DATA FOR THE TASK -
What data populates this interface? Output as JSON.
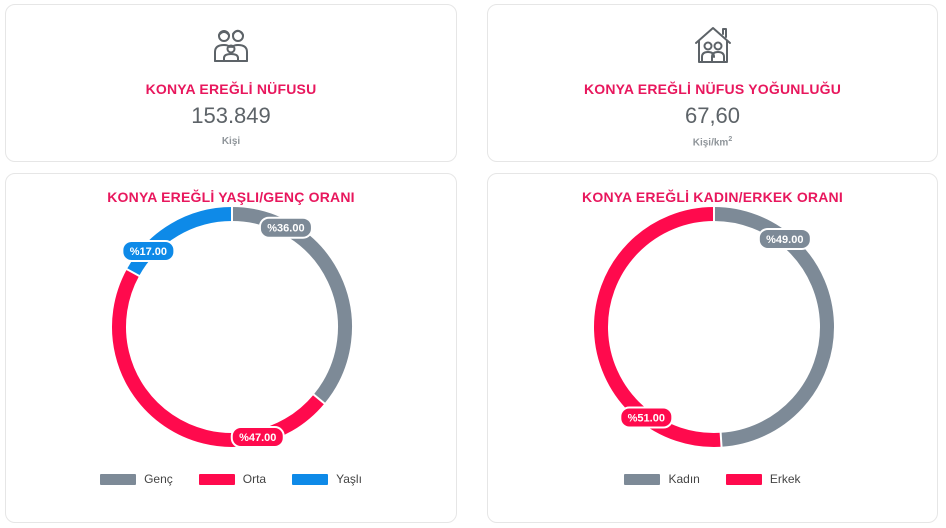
{
  "population": {
    "title": "KONYA EREĞLİ NÜFUSU",
    "value": "153.849",
    "unit": "Kişi",
    "icon": "family-icon"
  },
  "density": {
    "title": "KONYA EREĞLİ NÜFUS YOĞUNLUĞU",
    "value": "67,60",
    "unit_base": "Kişi/km",
    "unit_sup": "2",
    "icon": "house-family-icon"
  },
  "chart_data": [
    {
      "type": "pie",
      "title": "KONYA EREĞLİ YAŞLI/GENÇ ORANI",
      "categories": [
        "Genç",
        "Orta",
        "Yaşlı"
      ],
      "values": [
        36.0,
        47.0,
        17.0
      ],
      "data_labels": [
        "%36.00",
        "%47.00",
        "%17.00"
      ],
      "colors": [
        "#7d8a97",
        "#ff0a4d",
        "#0e8ae8"
      ],
      "legend_position": "bottom",
      "donut": true
    },
    {
      "type": "pie",
      "title": "KONYA EREĞLİ KADIN/ERKEK ORANI",
      "categories": [
        "Kadın",
        "Erkek"
      ],
      "values": [
        49.0,
        51.0
      ],
      "data_labels": [
        "%49.00",
        "%51.00"
      ],
      "colors": [
        "#7d8a97",
        "#ff0a4d"
      ],
      "legend_position": "bottom",
      "donut": true
    }
  ]
}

TASK GOAL -
Pictures are to be left out; repeat all the remaining data exactly.

ANSWER -
What data populates this interface? Output as JSON.
{
  "population": {
    "title": "KONYA EREĞLİ NÜFUSU",
    "value": "153.849",
    "unit": "Kişi",
    "icon": "family-icon"
  },
  "density": {
    "title": "KONYA EREĞLİ NÜFUS YOĞUNLUĞU",
    "value": "67,60",
    "unit_base": "Kişi/km",
    "unit_sup": "2",
    "icon": "house-family-icon"
  },
  "chart_data": [
    {
      "type": "pie",
      "title": "KONYA EREĞLİ YAŞLI/GENÇ ORANI",
      "categories": [
        "Genç",
        "Orta",
        "Yaşlı"
      ],
      "values": [
        36.0,
        47.0,
        17.0
      ],
      "data_labels": [
        "%36.00",
        "%47.00",
        "%17.00"
      ],
      "colors": [
        "#7d8a97",
        "#ff0a4d",
        "#0e8ae8"
      ],
      "legend_position": "bottom",
      "donut": true
    },
    {
      "type": "pie",
      "title": "KONYA EREĞLİ KADIN/ERKEK ORANI",
      "categories": [
        "Kadın",
        "Erkek"
      ],
      "values": [
        49.0,
        51.0
      ],
      "data_labels": [
        "%49.00",
        "%51.00"
      ],
      "colors": [
        "#7d8a97",
        "#ff0a4d"
      ],
      "legend_position": "bottom",
      "donut": true
    }
  ]
}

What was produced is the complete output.